Give the number of lines that include the word "JSON", nothing more.

(Data items)
————————

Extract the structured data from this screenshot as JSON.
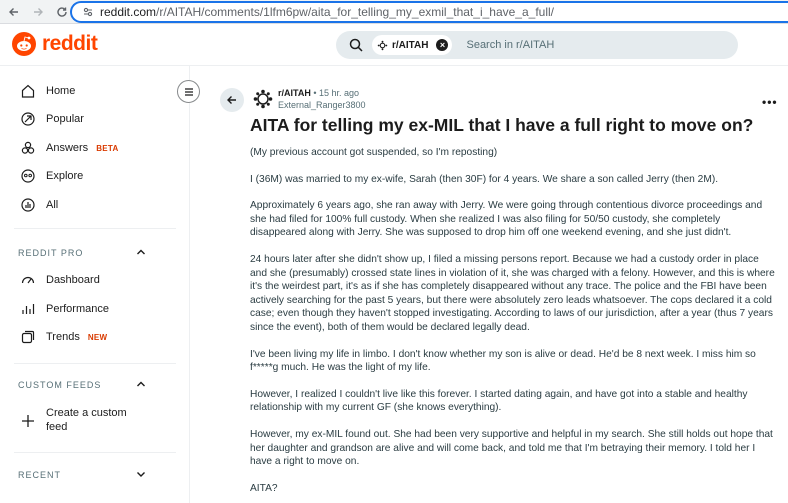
{
  "browser": {
    "url_host": "reddit.com",
    "url_path": "/r/AITAH/comments/1lfm6pw/aita_for_telling_my_exmil_that_i_have_a_full/"
  },
  "header": {
    "logo_text": "reddit",
    "search_chip": "r/AITAH",
    "search_placeholder": "Search in r/AITAH"
  },
  "sidebar": {
    "nav": [
      {
        "label": "Home",
        "icon": "home-icon"
      },
      {
        "label": "Popular",
        "icon": "popular-icon"
      },
      {
        "label": "Answers",
        "icon": "answers-icon",
        "badge": "BETA"
      },
      {
        "label": "Explore",
        "icon": "explore-icon"
      },
      {
        "label": "All",
        "icon": "all-icon"
      }
    ],
    "pro_title": "REDDIT PRO",
    "pro": [
      {
        "label": "Dashboard",
        "icon": "dashboard-icon"
      },
      {
        "label": "Performance",
        "icon": "performance-icon"
      },
      {
        "label": "Trends",
        "icon": "trends-icon",
        "badge": "NEW"
      }
    ],
    "feeds_title": "CUSTOM FEEDS",
    "create_feed_line1": "Create a custom",
    "create_feed_line2": "feed",
    "recent_title": "RECENT"
  },
  "post": {
    "subreddit": "r/AITAH",
    "separator": " • ",
    "time_ago": "15 hr. ago",
    "author": "External_Ranger3800",
    "more": "•••",
    "title": "AITA for telling my ex-MIL that I have a full right to move on?",
    "paragraphs": [
      "(My previous account got suspended, so I'm reposting)",
      "I (36M) was married to my ex-wife, Sarah (then 30F) for 4 years. We share a son called Jerry (then 2M).",
      "Approximately 6 years ago, she ran away with Jerry. We were going through contentious divorce proceedings and she had filed for 100% full custody. When she realized I was also filing for 50/50 custody, she completely disappeared along with Jerry. She was supposed to drop him off one weekend evening, and she just didn't.",
      "24 hours later after she didn't show up, I filed a missing persons report. Because we had a custody order in place and she (presumably) crossed state lines in violation of it, she was charged with a felony. However, and this is where it's the weirdest part, it's as if she has completely disappeared without any trace. The police and the FBI have been actively searching for the past 5 years, but there were absolutely zero leads whatsoever. The cops declared it a cold case; even though they haven't stopped investigating. According to laws of our jurisdiction, after a year (thus 7 years since the event), both of them would be declared legally dead.",
      "I've been living my life in limbo. I don't know whether my son is alive or dead. He'd be 8 next week. I miss him so f*****g much. He was the light of my life.",
      "However, I realized I couldn't live like this forever. I started dating again, and have got into a stable and healthy relationship with my current GF (she knows everything).",
      "However, my ex-MIL found out. She had been very supportive and helpful in my search. She still holds out hope that her daughter and grandson are alive and will come back, and told me that I'm betraying their memory. I told her I have a right to move on.",
      "AITA?"
    ]
  },
  "colors": {
    "brand": "#ff4500",
    "badge": "#d93a00",
    "url_focus": "#1a73e8"
  }
}
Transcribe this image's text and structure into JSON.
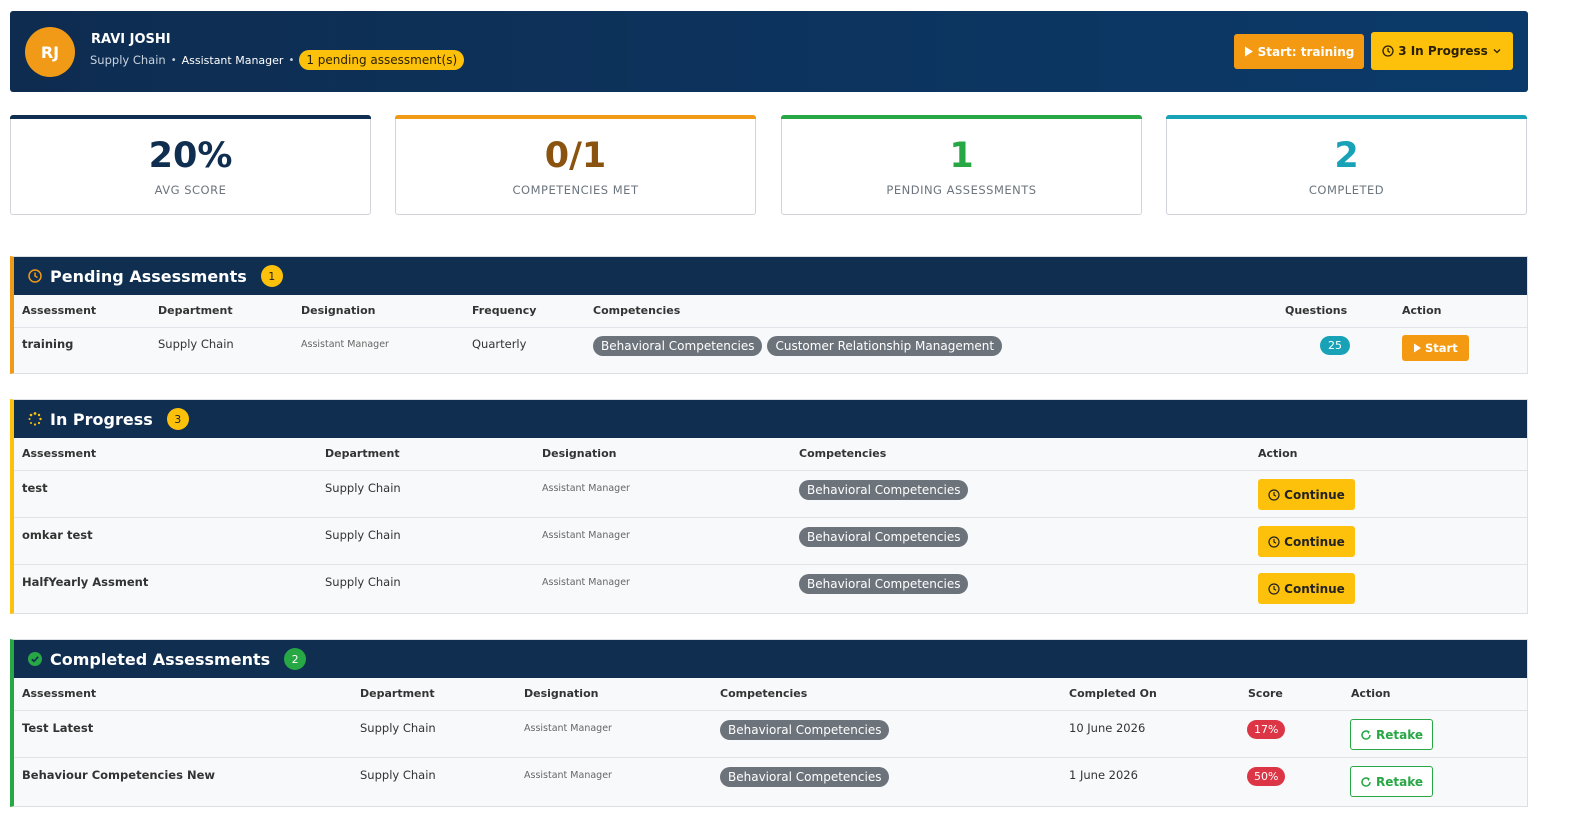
{
  "header": {
    "initials": "RJ",
    "name": "RAVI JOSHI",
    "department": "Supply Chain",
    "designation": "Assistant Manager",
    "pending_pill": "1 pending assessment(s)",
    "start_button": "Start: training",
    "in_progress_button": "3 In Progress"
  },
  "stats": [
    {
      "value": "20%",
      "label": "AVG SCORE",
      "color": "#0f2e50"
    },
    {
      "value": "0/1",
      "label": "COMPETENCIES MET",
      "color": "#8a5410"
    },
    {
      "value": "1",
      "label": "PENDING ASSESSMENTS",
      "color": "#28a745"
    },
    {
      "value": "2",
      "label": "COMPLETED",
      "color": "#17a2b8"
    }
  ],
  "pending": {
    "title": "Pending Assessments",
    "count": "1",
    "columns": [
      "Assessment",
      "Department",
      "Designation",
      "Frequency",
      "Competencies",
      "Questions",
      "Action"
    ],
    "rows": [
      {
        "assessment": "training",
        "department": "Supply Chain",
        "designation": "Assistant Manager",
        "frequency": "Quarterly",
        "competencies": [
          "Behavioral Competencies",
          "Customer Relationship Management"
        ],
        "questions": "25",
        "action": "Start"
      }
    ]
  },
  "in_progress": {
    "title": "In Progress",
    "count": "3",
    "columns": [
      "Assessment",
      "Department",
      "Designation",
      "Competencies",
      "Action"
    ],
    "rows": [
      {
        "assessment": "test",
        "department": "Supply Chain",
        "designation": "Assistant Manager",
        "competency": "Behavioral Competencies",
        "action": "Continue"
      },
      {
        "assessment": "omkar test",
        "department": "Supply Chain",
        "designation": "Assistant Manager",
        "competency": "Behavioral Competencies",
        "action": "Continue"
      },
      {
        "assessment": "HalfYearly Assment",
        "department": "Supply Chain",
        "designation": "Assistant Manager",
        "competency": "Behavioral Competencies",
        "action": "Continue"
      }
    ]
  },
  "completed": {
    "title": "Completed Assessments",
    "count": "2",
    "columns": [
      "Assessment",
      "Department",
      "Designation",
      "Competencies",
      "Completed On",
      "Score",
      "Action"
    ],
    "rows": [
      {
        "assessment": "Test Latest",
        "department": "Supply Chain",
        "designation": "Assistant Manager",
        "competency": "Behavioral Competencies",
        "completed_on": "10 June 2026",
        "score": "17%",
        "action": "Retake"
      },
      {
        "assessment": "Behaviour Competencies New",
        "department": "Supply Chain",
        "designation": "Assistant Manager",
        "competency": "Behavioral Competencies",
        "completed_on": "1 June 2026",
        "score": "50%",
        "action": "Retake"
      }
    ]
  }
}
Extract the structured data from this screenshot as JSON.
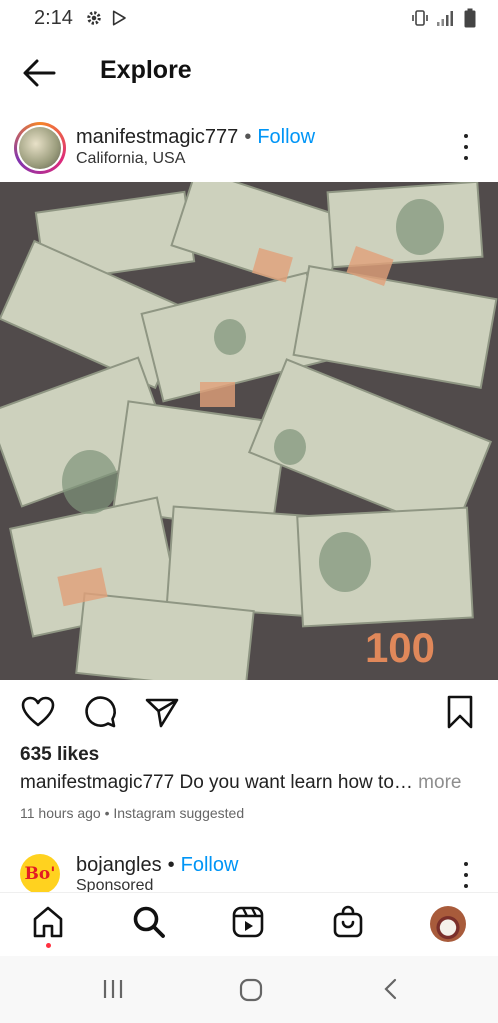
{
  "status_bar": {
    "time": "2:14"
  },
  "header": {
    "title": "Explore"
  },
  "post": {
    "username": "manifestmagic777",
    "separator": "•",
    "follow_label": "Follow",
    "location": "California, USA",
    "likes": "635 likes",
    "caption_user": "manifestmagic777",
    "caption_text": "Do you want learn how to…",
    "caption_more": "more",
    "meta": "11 hours ago • Instagram suggested",
    "image_label": "100"
  },
  "ad": {
    "logo_text": "Bo'",
    "username": "bojangles",
    "separator": "•",
    "follow_label": "Follow",
    "sponsored": "Sponsored"
  },
  "colors": {
    "link": "#0095f6",
    "text": "#262626",
    "muted": "#8e8e8e",
    "notify": "#ff3040"
  },
  "icons": [
    "settings-icon",
    "play-store-icon",
    "vibrate-icon",
    "signal-icon",
    "battery-icon",
    "back-arrow-icon",
    "more-options-icon",
    "heart-icon",
    "comment-icon",
    "share-icon",
    "bookmark-icon",
    "home-icon",
    "search-icon",
    "reels-icon",
    "shop-icon",
    "recent-apps-icon",
    "home-nav-icon",
    "back-nav-icon"
  ]
}
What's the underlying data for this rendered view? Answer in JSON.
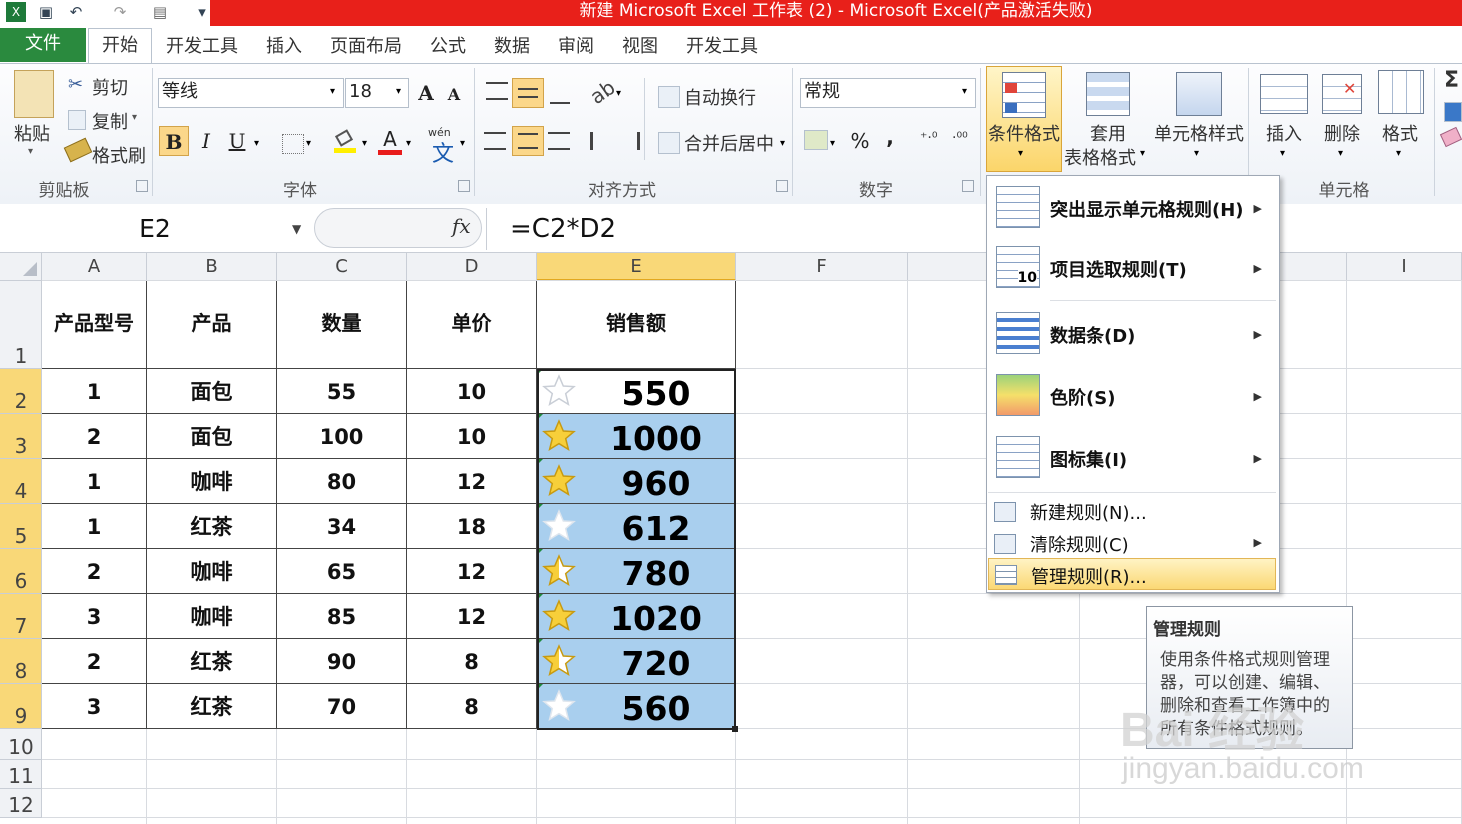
{
  "window": {
    "title": "新建 Microsoft Excel 工作表 (2)  -  Microsoft Excel(产品激活失败)"
  },
  "tabs": [
    "文件",
    "开始",
    "开发工具",
    "插入",
    "页面布局",
    "公式",
    "数据",
    "审阅",
    "视图",
    "开发工具"
  ],
  "ribbon": {
    "clipboard": {
      "paste": "粘贴",
      "cut": "剪切",
      "copy": "复制",
      "format_painter": "格式刷",
      "group": "剪贴板"
    },
    "font": {
      "name": "等线",
      "size": "18",
      "group": "字体",
      "bold": "B",
      "italic": "I",
      "underline": "U",
      "grow": "A",
      "shrink": "A",
      "font_color": "A",
      "wen": "wén"
    },
    "alignment": {
      "wrap": "自动换行",
      "merge": "合并后居中",
      "group": "对齐方式"
    },
    "number": {
      "format": "常规",
      "percent": "%",
      "comma": ",",
      "group": "数字"
    },
    "styles": {
      "conditional": "条件格式",
      "table_format_1": "套用",
      "table_format_2": "表格格式",
      "cell_styles": "单元格样式"
    },
    "cells": {
      "insert": "插入",
      "delete": "删除",
      "format": "格式",
      "group": "单元格"
    },
    "sigma": "Σ"
  },
  "formula_bar": {
    "name_box": "E2",
    "fx": "fx",
    "formula": "=C2*D2"
  },
  "columns": [
    "A",
    "B",
    "C",
    "D",
    "E",
    "F",
    "G",
    "H",
    "I"
  ],
  "rows": [
    "1",
    "2",
    "3",
    "4",
    "5",
    "6",
    "7",
    "8",
    "9",
    "10",
    "11",
    "12"
  ],
  "table": {
    "headers": [
      "产品型号",
      "产品",
      "数量",
      "单价",
      "销售额"
    ],
    "data": [
      [
        "1",
        "面包",
        "55",
        "10",
        "550"
      ],
      [
        "2",
        "面包",
        "100",
        "10",
        "1000"
      ],
      [
        "1",
        "咖啡",
        "80",
        "12",
        "960"
      ],
      [
        "1",
        "红茶",
        "34",
        "18",
        "612"
      ],
      [
        "2",
        "咖啡",
        "65",
        "12",
        "780"
      ],
      [
        "3",
        "咖啡",
        "85",
        "12",
        "1020"
      ],
      [
        "2",
        "红茶",
        "90",
        "8",
        "720"
      ],
      [
        "3",
        "红茶",
        "70",
        "8",
        "560"
      ]
    ],
    "star_levels": [
      "empty",
      "full",
      "full",
      "empty-white",
      "half",
      "full",
      "half",
      "empty-white"
    ]
  },
  "menu": {
    "items": [
      {
        "label": "突出显示单元格规则(H)",
        "icon": "highlight-rules-icon"
      },
      {
        "label": "项目选取规则(T)",
        "icon": "top-bottom-rules-icon"
      },
      {
        "label": "数据条(D)",
        "icon": "data-bars-icon"
      },
      {
        "label": "色阶(S)",
        "icon": "color-scales-icon"
      },
      {
        "label": "图标集(I)",
        "icon": "icon-sets-icon"
      }
    ],
    "new_rule": "新建规则(N)...",
    "clear_rules": "清除规则(C)",
    "manage_rules": "管理规则(R)...",
    "top10": "10"
  },
  "tooltip": {
    "title": "管理规则",
    "body": "使用条件格式规则管理器，可以创建、编辑、删除和查看工作簿中的所有条件格式规则。"
  },
  "watermark": {
    "text": "Bai 经验",
    "url": "jingyan.baidu.com"
  },
  "colors": {
    "accent_green": "#2a8a3e",
    "title_red": "#e8201a",
    "selection_blue": "#a9cfee",
    "highlight": "#f9d878"
  }
}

————————

Exercise output:
4